⟨

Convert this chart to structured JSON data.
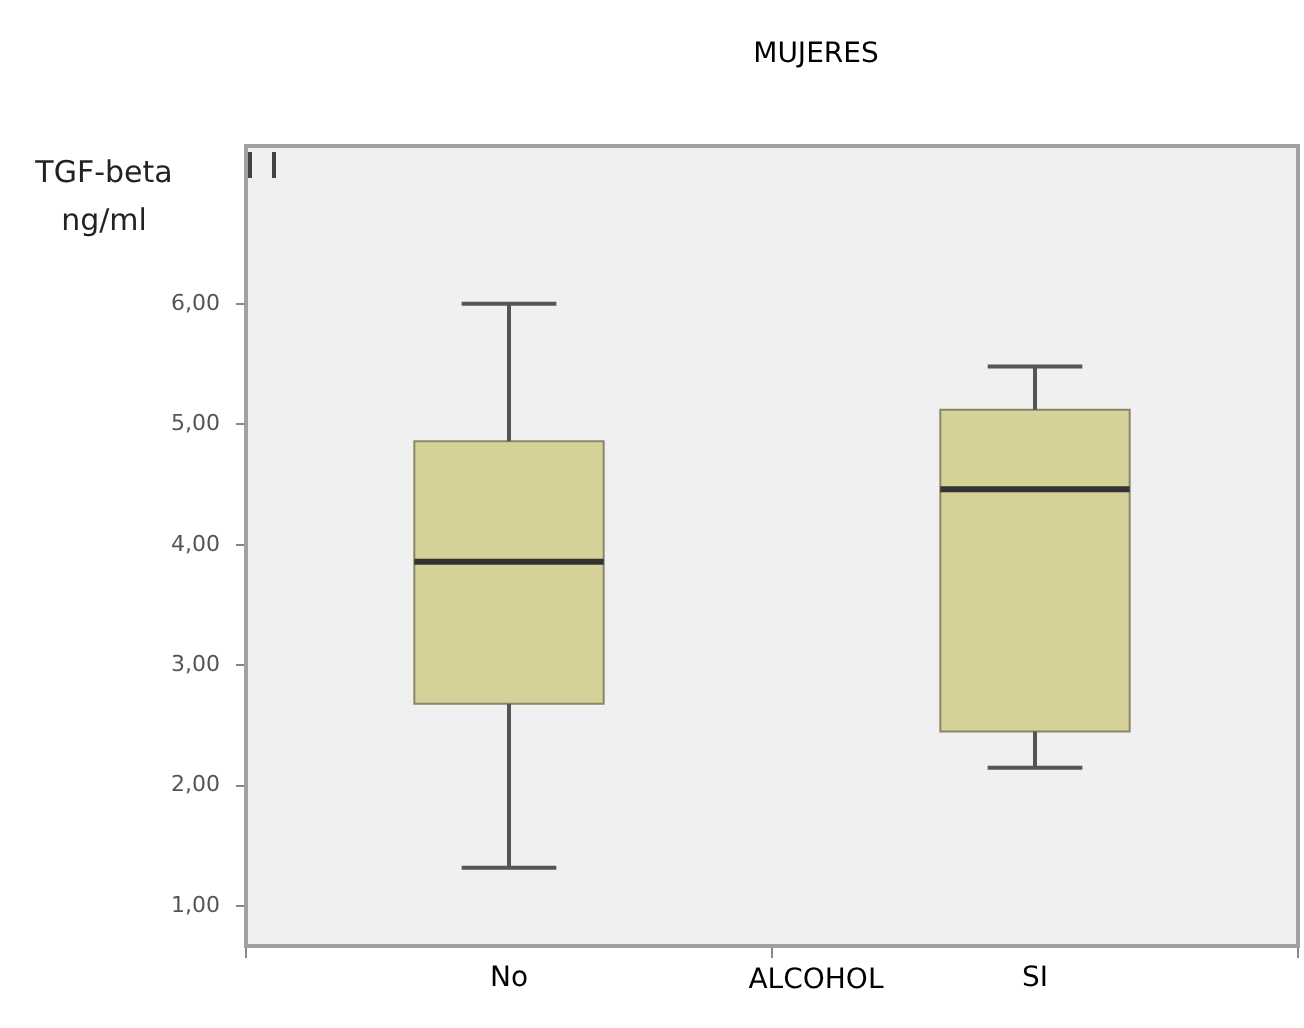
{
  "chart_data": {
    "type": "box",
    "title": "MUJERES",
    "xlabel": "ALCOHOL",
    "ylabel": "TGF-beta ng/ml",
    "categories": [
      "No",
      "SI"
    ],
    "series": [
      {
        "color": "#d6d198",
        "boxes": [
          {
            "low": 1.32,
            "q1": 2.68,
            "median": 3.86,
            "q3": 4.86,
            "high": 6.0
          },
          {
            "low": 2.15,
            "q1": 2.45,
            "median": 4.46,
            "q3": 5.12,
            "high": 5.48
          }
        ]
      }
    ],
    "ylim": [
      0.67,
      7.31
    ],
    "yticks": [
      {
        "value": 1,
        "label": "1,00"
      },
      {
        "value": 2,
        "label": "2,00"
      },
      {
        "value": 3,
        "label": "3,00"
      },
      {
        "value": 4,
        "label": "4,00"
      },
      {
        "value": 5,
        "label": "5,00"
      },
      {
        "value": 6,
        "label": "6,00"
      }
    ],
    "legend": false
  }
}
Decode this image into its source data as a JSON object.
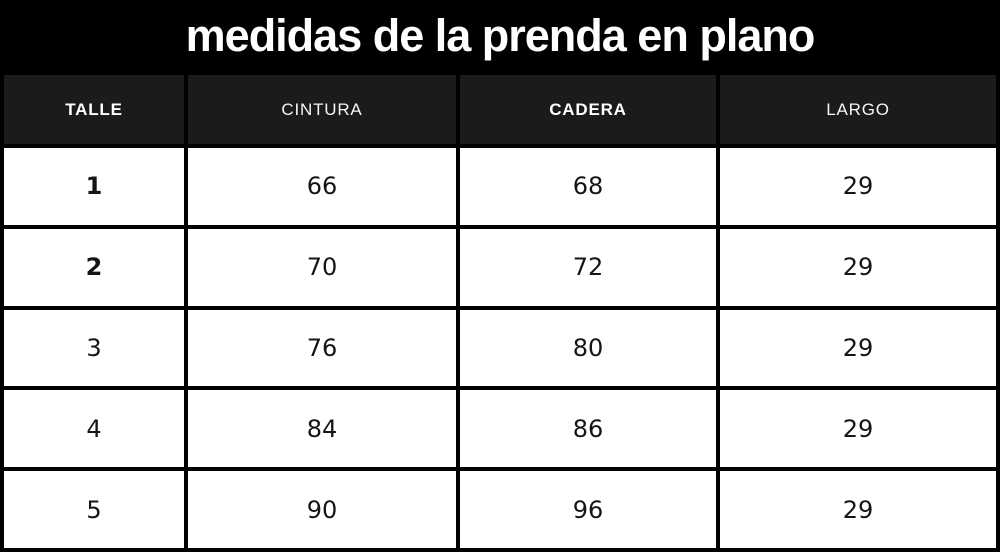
{
  "title": "medidas de la prenda en plano",
  "colors": {
    "title_bar_bg": "#000000",
    "header_bg": "#1b1b1b",
    "border": "#000000",
    "row_bg": "#ffffff",
    "header_text": "#ffffff",
    "body_text": "#151515"
  },
  "chart_data": {
    "type": "table",
    "title": "medidas de la prenda en plano",
    "columns": [
      {
        "key": "talle",
        "label": "TALLE",
        "bold": true
      },
      {
        "key": "cintura",
        "label": "CINTURA",
        "bold": false
      },
      {
        "key": "cadera",
        "label": "CADERA",
        "bold": true
      },
      {
        "key": "largo",
        "label": "LARGO",
        "bold": false
      }
    ],
    "rows": [
      {
        "talle": "1",
        "cintura": "66",
        "cadera": "68",
        "largo": "29",
        "talle_bold": true
      },
      {
        "talle": "2",
        "cintura": "70",
        "cadera": "72",
        "largo": "29",
        "talle_bold": true
      },
      {
        "talle": "3",
        "cintura": "76",
        "cadera": "80",
        "largo": "29",
        "talle_bold": false
      },
      {
        "talle": "4",
        "cintura": "84",
        "cadera": "86",
        "largo": "29",
        "talle_bold": false
      },
      {
        "talle": "5",
        "cintura": "90",
        "cadera": "96",
        "largo": "29",
        "talle_bold": false
      }
    ]
  }
}
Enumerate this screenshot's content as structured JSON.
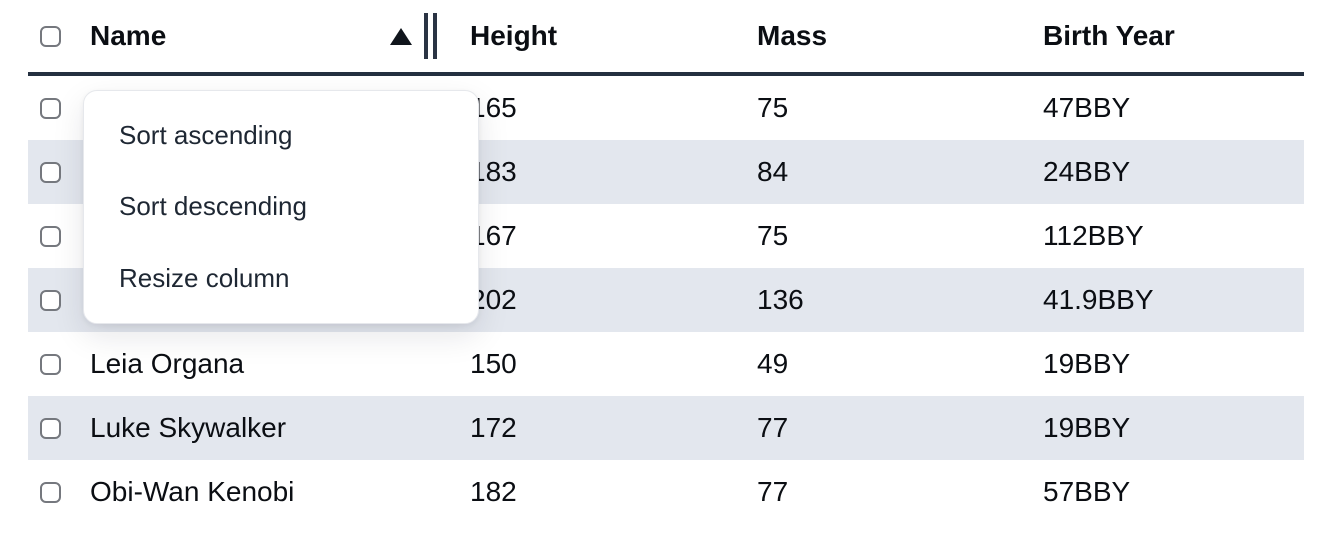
{
  "table": {
    "columns": [
      {
        "label": "Name",
        "sort": "ascending"
      },
      {
        "label": "Height"
      },
      {
        "label": "Mass"
      },
      {
        "label": "Birth Year"
      }
    ],
    "rows": [
      {
        "name": "",
        "height": "165",
        "mass": "75",
        "birth_year": "47BBY"
      },
      {
        "name": "",
        "height": "183",
        "mass": "84",
        "birth_year": "24BBY"
      },
      {
        "name": "",
        "height": "167",
        "mass": "75",
        "birth_year": "112BBY"
      },
      {
        "name": "",
        "height": "202",
        "mass": "136",
        "birth_year": "41.9BBY"
      },
      {
        "name": "Leia Organa",
        "height": "150",
        "mass": "49",
        "birth_year": "19BBY"
      },
      {
        "name": "Luke Skywalker",
        "height": "172",
        "mass": "77",
        "birth_year": "19BBY"
      },
      {
        "name": "Obi-Wan Kenobi",
        "height": "182",
        "mass": "77",
        "birth_year": "57BBY"
      }
    ]
  },
  "context_menu": {
    "items": [
      {
        "label": "Sort ascending"
      },
      {
        "label": "Sort descending"
      },
      {
        "label": "Resize column"
      }
    ]
  },
  "icons": {
    "sort_indicator": "triangle-up-icon",
    "resize_handle": "double-bar-icon"
  },
  "colors": {
    "header_border": "#243040",
    "stripe": "#e3e7ee",
    "text": "#0b0e13",
    "menu_text": "#1e2733",
    "checkbox_border": "#75787e"
  }
}
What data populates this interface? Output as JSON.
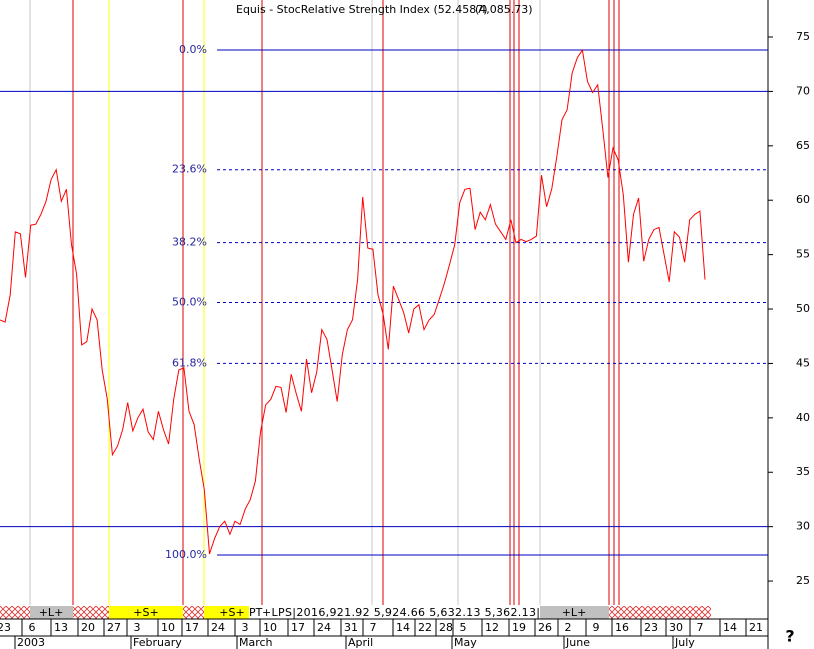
{
  "chart_data": {
    "type": "line",
    "title": "Equis - StocRelative Strength Index (52.4587)",
    "subtitle": "(4,085.73)",
    "color": "#ff0000",
    "values": [
      49.0,
      48.8,
      51.3,
      57.1,
      56.9,
      52.9,
      57.7,
      57.8,
      58.7,
      59.9,
      61.9,
      62.8,
      59.9,
      61.0,
      55.9,
      53.2,
      46.7,
      47.0,
      50.0,
      49.0,
      44.4,
      41.7,
      36.6,
      37.4,
      38.9,
      41.4,
      38.8,
      40.0,
      40.8,
      38.7,
      38.0,
      40.6,
      38.9,
      37.6,
      41.7,
      44.4,
      44.6,
      40.6,
      39.4,
      36.2,
      33.4,
      27.5,
      28.9,
      30.0,
      30.5,
      29.3,
      30.5,
      30.2,
      31.6,
      32.5,
      34.2,
      38.7,
      41.2,
      41.7,
      42.9,
      42.8,
      40.5,
      44.0,
      42.2,
      40.6,
      45.4,
      42.3,
      44.2,
      48.1,
      47.2,
      44.4,
      41.5,
      45.8,
      48.1,
      49.0,
      52.7,
      60.3,
      55.6,
      55.5,
      51.3,
      49.5,
      46.3,
      52.1,
      50.9,
      49.7,
      47.8,
      50.0,
      50.4,
      48.1,
      49.0,
      49.5,
      50.9,
      52.4,
      54.1,
      55.9,
      59.8,
      61.0,
      61.1,
      57.3,
      58.9,
      58.2,
      59.6,
      57.8,
      57.1,
      56.4,
      58.2,
      56.1,
      56.4,
      56.2,
      56.4,
      56.7,
      62.3,
      59.4,
      61.0,
      64.0,
      67.4,
      68.3,
      71.7,
      73.1,
      73.8,
      70.9,
      69.9,
      70.6,
      66.5,
      62.1,
      64.8,
      63.7,
      60.5,
      54.3,
      58.7,
      60.2,
      54.4,
      56.4,
      57.3,
      57.5,
      55.0,
      52.5,
      57.1,
      56.6,
      54.3,
      58.2,
      58.7,
      59.0,
      52.7
    ],
    "ylim": [
      22.8,
      78.4
    ],
    "yticks": [
      25,
      30,
      35,
      40,
      45,
      50,
      55,
      60,
      65,
      70,
      75
    ],
    "hlines": [
      70,
      30
    ],
    "fib_levels": [
      {
        "value": 73.8,
        "label": "0.0%"
      },
      {
        "value": 62.8,
        "label": "23.6%"
      },
      {
        "value": 56.1,
        "label": "38.2%"
      },
      {
        "value": 50.6,
        "label": "50.0%"
      },
      {
        "value": 45.0,
        "label": "61.8%"
      },
      {
        "value": 27.4,
        "label": "100.0%"
      }
    ],
    "x_labels": [
      "23",
      "6",
      "13",
      "20",
      "27",
      "3",
      "10",
      "17",
      "24",
      "3",
      "10",
      "17",
      "24",
      "31",
      "7",
      "14",
      "22",
      "28",
      "5",
      "12",
      "19",
      "26",
      "2",
      "9",
      "16",
      "23",
      "30",
      "7",
      "14",
      "21"
    ],
    "month_labels": [
      "2003",
      "February",
      "March",
      "April",
      "May",
      "June",
      "July"
    ],
    "signals": [
      "+L+",
      "+S+",
      "+S+",
      "PT",
      "+LPS|2016,921.92 5,924.66 5,632.13 5,362.13|",
      "+L+"
    ],
    "help": "?"
  }
}
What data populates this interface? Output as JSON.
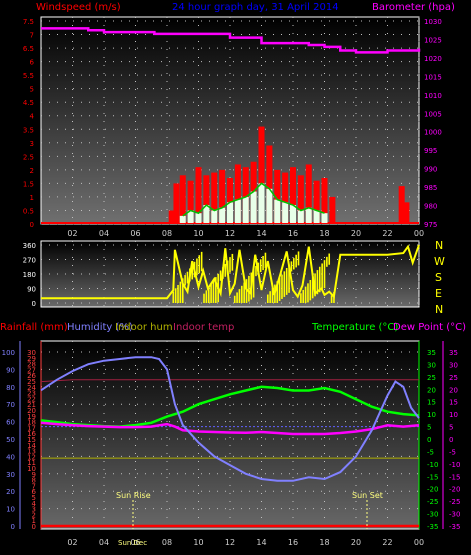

⟩

Write out the whole listing exactly, and drop the pictures.

Convert this chart to structured JSON data.
{
  "chart_data": {
    "type": "box",
    "title": "MUJERES",
    "xlabel": "ALCOHOL",
    "ylabel": "TGF-beta ng/ml",
    "categories": [
      "No",
      "SI"
    ],
    "series": [
      {
        "color": "#d6d198",
        "boxes": [
          {
            "low": 1.32,
            "q1": 2.68,
            "median": 3.86,
            "q3": 4.86,
            "high": 6.0
          },
          {
            "low": 2.15,
            "q1": 2.45,
            "median": 4.46,
            "q3": 5.12,
            "high": 5.48
          }
        ]
      }
    ],
    "ylim": [
      0.67,
      7.31
    ],
    "yticks": [
      {
        "value": 1,
        "label": "1,00"
      },
      {
        "value": 2,
        "label": "2,00"
      },
      {
        "value": 3,
        "label": "3,00"
      },
      {
        "value": 4,
        "label": "4,00"
      },
      {
        "value": 5,
        "label": "5,00"
      },
      {
        "value": 6,
        "label": "6,00"
      }
    ],
    "legend": false
  }
}
Decode this image into its source data as a JSON object.
{
  "title": "medidas de la prenda en plano",
  "colors": {
    "title_bar_bg": "#000000",
    "header_bg": "#1b1b1b",
    "border": "#000000",
    "row_bg": "#ffffff",
    "header_text": "#ffffff",
    "body_text": "#151515"
  },
  "chart_data": {
    "type": "table",
    "title": "medidas de la prenda en plano",
    "columns": [
      {
        "key": "talle",
        "label": "TALLE",
        "bold": true
      },
      {
        "key": "cintura",
        "label": "CINTURA",
        "bold": false
      },
      {
        "key": "cadera",
        "label": "CADERA",
        "bold": true
      },
      {
        "key": "largo",
        "label": "LARGO",
        "bold": false
      }
    ],
    "rows": [
      {
        "talle": "1",
        "cintura": "66",
        "cadera": "68",
        "largo": "29",
        "talle_bold": true
      },
      {
        "talle": "2",
        "cintura": "70",
        "cadera": "72",
        "largo": "29",
        "talle_bold": true
      },
      {
        "talle": "3",
        "cintura": "76",
        "cadera": "80",
        "largo": "29",
        "talle_bold": false
      },
      {
        "talle": "4",
        "cintura": "84",
        "cadera": "86",
        "largo": "29",
        "talle_bold": false
      },
      {
        "talle": "5",
        "cintura": "90",
        "cadera": "96",
        "largo": "29",
        "talle_bold": false
      }
    ]
  }
}
Enumerate this screenshot's content as structured JSON.
{
  "table": {
    "columns": [
      {
        "label": "Name",
        "sort": "ascending"
      },
      {
        "label": "Height"
      },
      {
        "label": "Mass"
      },
      {
        "label": "Birth Year"
      }
    ],
    "rows": [
      {
        "name": "",
        "height": "165",
        "mass": "75",
        "birth_year": "47BBY"
      },
      {
        "name": "",
        "height": "183",
        "mass": "84",
        "birth_year": "24BBY"
      },
      {
        "name": "",
        "height": "167",
        "mass": "75",
        "birth_year": "112BBY"
      },
      {
        "name": "",
        "height": "202",
        "mass": "136",
        "birth_year": "41.9BBY"
      },
      {
        "name": "Leia Organa",
        "height": "150",
        "mass": "49",
        "birth_year": "19BBY"
      },
      {
        "name": "Luke Skywalker",
        "height": "172",
        "mass": "77",
        "birth_year": "19BBY"
      },
      {
        "name": "Obi-Wan Kenobi",
        "height": "182",
        "mass": "77",
        "birth_year": "57BBY"
      }
    ]
  },
  "context_menu": {
    "items": [
      {
        "label": "Sort ascending"
      },
      {
        "label": "Sort descending"
      },
      {
        "label": "Resize column"
      }
    ]
  },
  "icons": {
    "sort_indicator": "triangle-up-icon",
    "resize_handle": "double-bar-icon"
  },
  "colors": {
    "header_border": "#243040",
    "stripe": "#e3e7ee",
    "text": "#0b0e13",
    "menu_text": "#1e2733",
    "checkbox_border": "#75787e"
  }
}
What data populates this interface? Output as JSON.
{
  "chart_data": {
    "type": "line",
    "title": "Equis - StocRelative Strength Index (52.4587)",
    "subtitle": "(4,085.73)",
    "color": "#ff0000",
    "values": [
      49.0,
      48.8,
      51.3,
      57.1,
      56.9,
      52.9,
      57.7,
      57.8,
      58.7,
      59.9,
      61.9,
      62.8,
      59.9,
      61.0,
      55.9,
      53.2,
      46.7,
      47.0,
      50.0,
      49.0,
      44.4,
      41.7,
      36.6,
      37.4,
      38.9,
      41.4,
      38.8,
      40.0,
      40.8,
      38.7,
      38.0,
      40.6,
      38.9,
      37.6,
      41.7,
      44.4,
      44.6,
      40.6,
      39.4,
      36.2,
      33.4,
      27.5,
      28.9,
      30.0,
      30.5,
      29.3,
      30.5,
      30.2,
      31.6,
      32.5,
      34.2,
      38.7,
      41.2,
      41.7,
      42.9,
      42.8,
      40.5,
      44.0,
      42.2,
      40.6,
      45.4,
      42.3,
      44.2,
      48.1,
      47.2,
      44.4,
      41.5,
      45.8,
      48.1,
      49.0,
      52.7,
      60.3,
      55.6,
      55.5,
      51.3,
      49.5,
      46.3,
      52.1,
      50.9,
      49.7,
      47.8,
      50.0,
      50.4,
      48.1,
      49.0,
      49.5,
      50.9,
      52.4,
      54.1,
      55.9,
      59.8,
      61.0,
      61.1,
      57.3,
      58.9,
      58.2,
      59.6,
      57.8,
      57.1,
      56.4,
      58.2,
      56.1,
      56.4,
      56.2,
      56.4,
      56.7,
      62.3,
      59.4,
      61.0,
      64.0,
      67.4,
      68.3,
      71.7,
      73.1,
      73.8,
      70.9,
      69.9,
      70.6,
      66.5,
      62.1,
      64.8,
      63.7,
      60.5,
      54.3,
      58.7,
      60.2,
      54.4,
      56.4,
      57.3,
      57.5,
      55.0,
      52.5,
      57.1,
      56.6,
      54.3,
      58.2,
      58.7,
      59.0,
      52.7
    ],
    "ylim": [
      22.8,
      78.4
    ],
    "yticks": [
      25,
      30,
      35,
      40,
      45,
      50,
      55,
      60,
      65,
      70,
      75
    ],
    "hlines": [
      70,
      30
    ],
    "fib_levels": [
      {
        "value": 73.8,
        "label": "0.0%"
      },
      {
        "value": 62.8,
        "label": "23.6%"
      },
      {
        "value": 56.1,
        "label": "38.2%"
      },
      {
        "value": 50.6,
        "label": "50.0%"
      },
      {
        "value": 45.0,
        "label": "61.8%"
      },
      {
        "value": 27.4,
        "label": "100.0%"
      }
    ],
    "x_labels": [
      "23",
      "6",
      "13",
      "20",
      "27",
      "3",
      "10",
      "17",
      "24",
      "3",
      "10",
      "17",
      "24",
      "31",
      "7",
      "14",
      "22",
      "28",
      "5",
      "12",
      "19",
      "26",
      "2",
      "9",
      "16",
      "23",
      "30",
      "7",
      "14",
      "21"
    ],
    "month_labels": [
      "2003",
      "February",
      "March",
      "April",
      "May",
      "June",
      "July"
    ],
    "signals": [
      "+L+",
      "+S+",
      "+S+",
      "PT",
      "+LPS|2016,921.92 5,924.66 5,632.13 5,362.13|",
      "+L+"
    ],
    "help": "?"
  }
}
What data populates this interface? Output as JSON.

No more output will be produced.